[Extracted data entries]

____

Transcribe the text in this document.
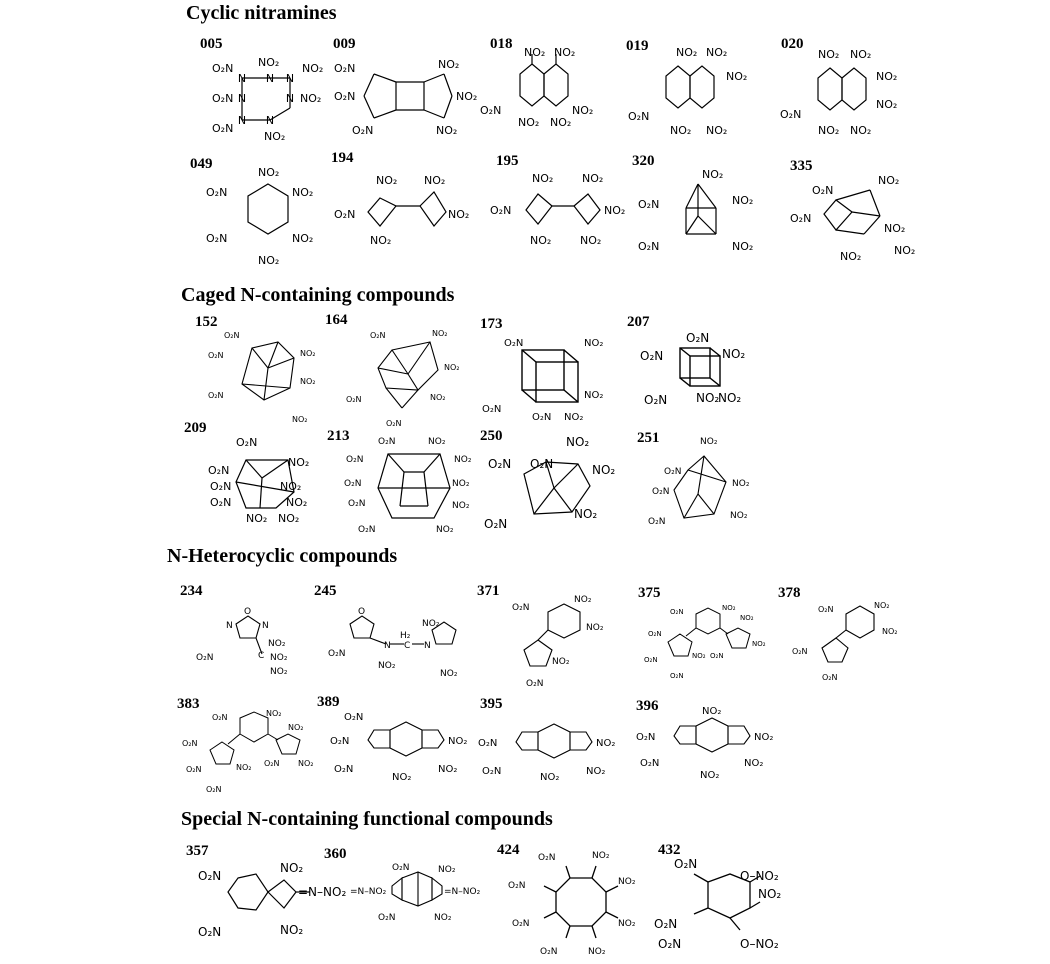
Cyclic nitramines
005	009	018	019	020
049	194	195	320	335
N N N
N
N N
N
O₂N NO₂ NO₂
O₂N	NO₂
O₂N
NO₂
O₂N
O₂N
O₂N
NO₂
NO₂
NO₂
NO₂ NO₂
O₂N	NO₂
NO₂ NO₂
NO₂ NO₂
NO₂
O₂N
NO₂ NO₂
NO₂ NO₂
NO₂
O₂N
NO₂
NO₂ NO₂
NO₂
O₂N	NO₂
O₂N	NO₂
NO₂
NO₂ NO₂
O₂N	NO₂
NO₂
NO₂	NO₂
O₂N	NO₂
NO₂	NO₂
NO₂
O₂N	NO₂
O₂N	NO₂
O₂N
NO₂
O₂N
NO₂
NO₂	NO₂
Caged N-containing compounds
152	164	173	207
209	213	250	251
O₂N
O₂N	NO₂
NO₂
O₂N
NO₂
O₂N	NO₂
NO₂
O₂N	NO₂
O₂N
O₂N	NO₂
O₂N
NO₂
O₂N NO₂
O₂N
O₂N	NO₂
O₂N NO₂
NO₂
O₂N
O₂N
NO₂
O₂N	NO₂
O₂N	NO₂
NO₂ NO₂
O₂N	NO₂
O₂N	NO₂
O₂N	NO₂
O₂N	NO₂
O₂N	NO₂
NO₂
O₂N O₂N	NO₂
NO₂
O₂N
NO₂
O₂N
NO₂
O₂N
NO₂
O₂N
N-Heterocyclic compounds
234	245	371	375	378
383	389	395	396
O
N	N
O₂N	C
NO₂
NO₂
NO₂
O
O₂N
N
H₂
C N
NO₂
NO₂
NO₂
O₂N
NO₂
NO₂
NO₂
O₂N
O₂N	NO₂
NO₂
O₂N
NO₂
O₂N	NO₂ O₂N
O₂N
O₂N	NO₂
NO₂
O₂N
O₂N
O₂N	NO₂
NO₂
O₂N
O₂N	NO₂ O₂N NO₂
O₂N
O₂N
O₂N	NO₂
O₂N	NO₂
NO₂
O₂N	NO₂
O₂N	NO₂
NO₂
NO₂
O₂N	NO₂
O₂N	NO₂
NO₂
Special N-containing functional compounds
357	360	424	432
O₂N
NO₂
=N–NO₂
O₂N	NO₂
O₂N	NO₂
=N–NO₂	=N–NO₂
O₂N	NO₂
O₂N	NO₂
O₂N	NO₂
O₂N	NO₂
O₂N	NO₂
O₂N
O–NO₂
NO₂
O₂N
O₂N	O–NO₂
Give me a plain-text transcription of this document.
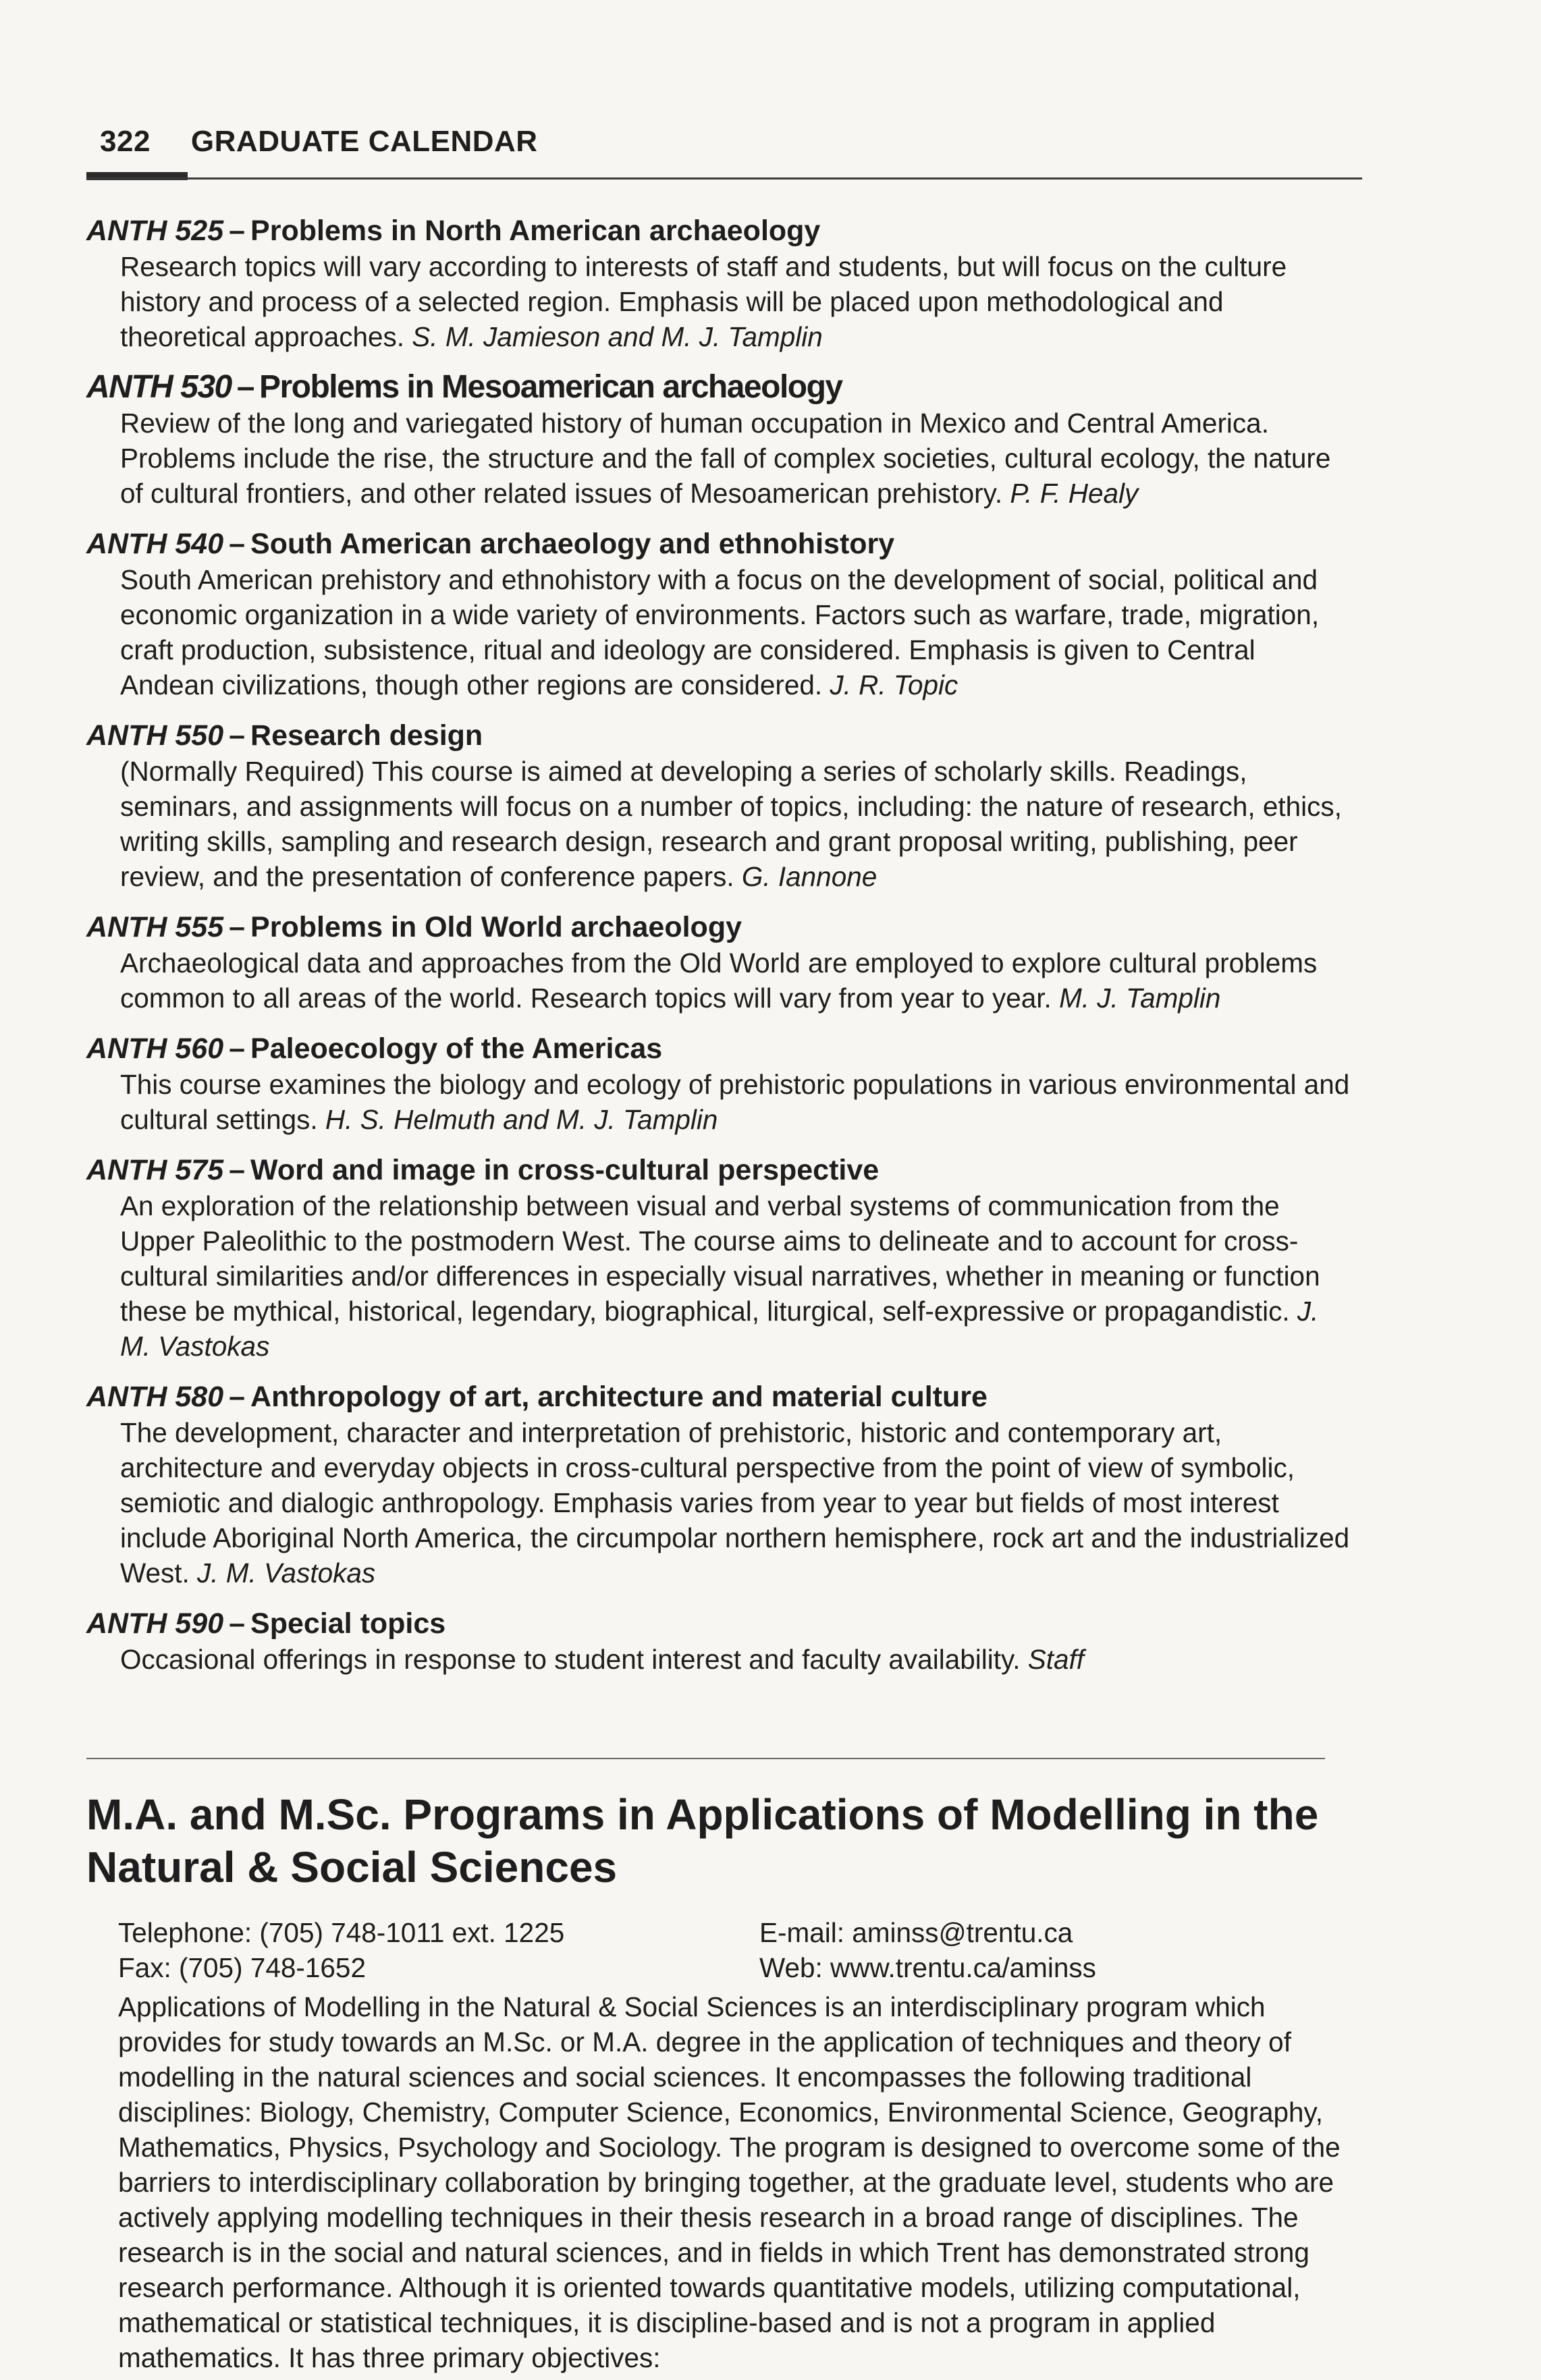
322 GRADUATE CALENDAR
ANTH 525 – Problems in North American archaeology
Research topics will vary according to interests of staff and students, but will focus on the culture history and process of a selected region. Emphasis will be placed upon methodological and theoretical approaches. S. M. Jamieson and M. J. Tamplin
ANTH 530 – Problems in Mesoamerican archaeology
Review of the long and variegated history of human occupation in Mexico and Central America. Problems include the rise, the structure and the fall of complex societies, cultural ecology, the nature of cultural frontiers, and other related issues of Mesoamerican prehistory. P. F. Healy
ANTH 540 – South American archaeology and ethnohistory
South American prehistory and ethnohistory with a focus on the development of social, political and economic organization in a wide variety of environments. Factors such as warfare, trade, migration, craft production, subsistence, ritual and ideology are considered. Emphasis is given to Central Andean civilizations, though other regions are considered. J. R. Topic
ANTH 550 – Research design
(Normally Required) This course is aimed at developing a series of scholarly skills. Readings, seminars, and assignments will focus on a number of topics, including: the nature of research, ethics, writing skills, sampling and research design, research and grant proposal writing, publishing, peer review, and the presentation of conference papers. G. Iannone
ANTH 555 – Problems in Old World archaeology
Archaeological data and approaches from the Old World are employed to explore cultural problems common to all areas of the world. Research topics will vary from year to year. M. J. Tamplin
ANTH 560 – Paleoecology of the Americas
This course examines the biology and ecology of prehistoric populations in various environmental and cultural settings. H. S. Helmuth and M. J. Tamplin
ANTH 575 – Word and image in cross-cultural perspective
An exploration of the relationship between visual and verbal systems of communication from the Upper Paleolithic to the postmodern West. The course aims to delineate and to account for cross-cultural similarities and/or differences in especially visual narratives, whether in meaning or function these be mythical, historical, legendary, biographical, liturgical, self-expressive or propagandistic. J. M. Vastokas
ANTH 580 – Anthropology of art, architecture and material culture
The development, character and interpretation of prehistoric, historic and contemporary art, architecture and everyday objects in cross-cultural perspective from the point of view of symbolic, semiotic and dialogic anthropology. Emphasis varies from year to year but fields of most interest include Aboriginal North America, the circumpolar northern hemisphere, rock art and the industrialized West. J. M. Vastokas
ANTH 590 – Special topics
Occasional offerings in response to student interest and faculty availability. Staff
M.A. and M.Sc. Programs in Applications of Modelling in the Natural & Social Sciences
Telephone: (705) 748-1011 ext. 1225
Fax: (705) 748-1652
E-mail: aminss@trentu.ca
Web: www.trentu.ca/aminss
Applications of Modelling in the Natural & Social Sciences is an interdisciplinary program which provides for study towards an M.Sc. or M.A. degree in the application of techniques and theory of modelling in the natural sciences and social sciences. It encompasses the following traditional disciplines: Biology, Chemistry, Computer Science, Economics, Environmental Science, Geography, Mathematics, Physics, Psychology and Sociology. The program is designed to overcome some of the barriers to interdisciplinary collaboration by bringing together, at the graduate level, students who are actively applying modelling techniques in their thesis research in a broad range of disciplines. The research is in the social and natural sciences, and in fields in which Trent has demonstrated strong research performance. Although it is oriented towards quantitative models, utilizing computational, mathematical or statistical techniques, it is discipline-based and is not a program in applied mathematics. It has three primary objectives:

____

## Problem to work on
Return each line where "year" shows up.

## Solution for this task
Archaeological data and approaches from the Old World are employed to explore cultural problems common to all areas of the world. Research topics will vary from year to year. M. J. Tamplin
The development, character and interpretation of prehistoric, historic and contemporary art, architecture and everyday objects in cross-cultural perspective from the point of view of symbolic, semiotic and dialogic anthropology. Emphasis varies from year to year but fields of most interest include Aboriginal North America, the circumpolar northern hemisphere, rock art and the industrialized West. J. M. Vastokas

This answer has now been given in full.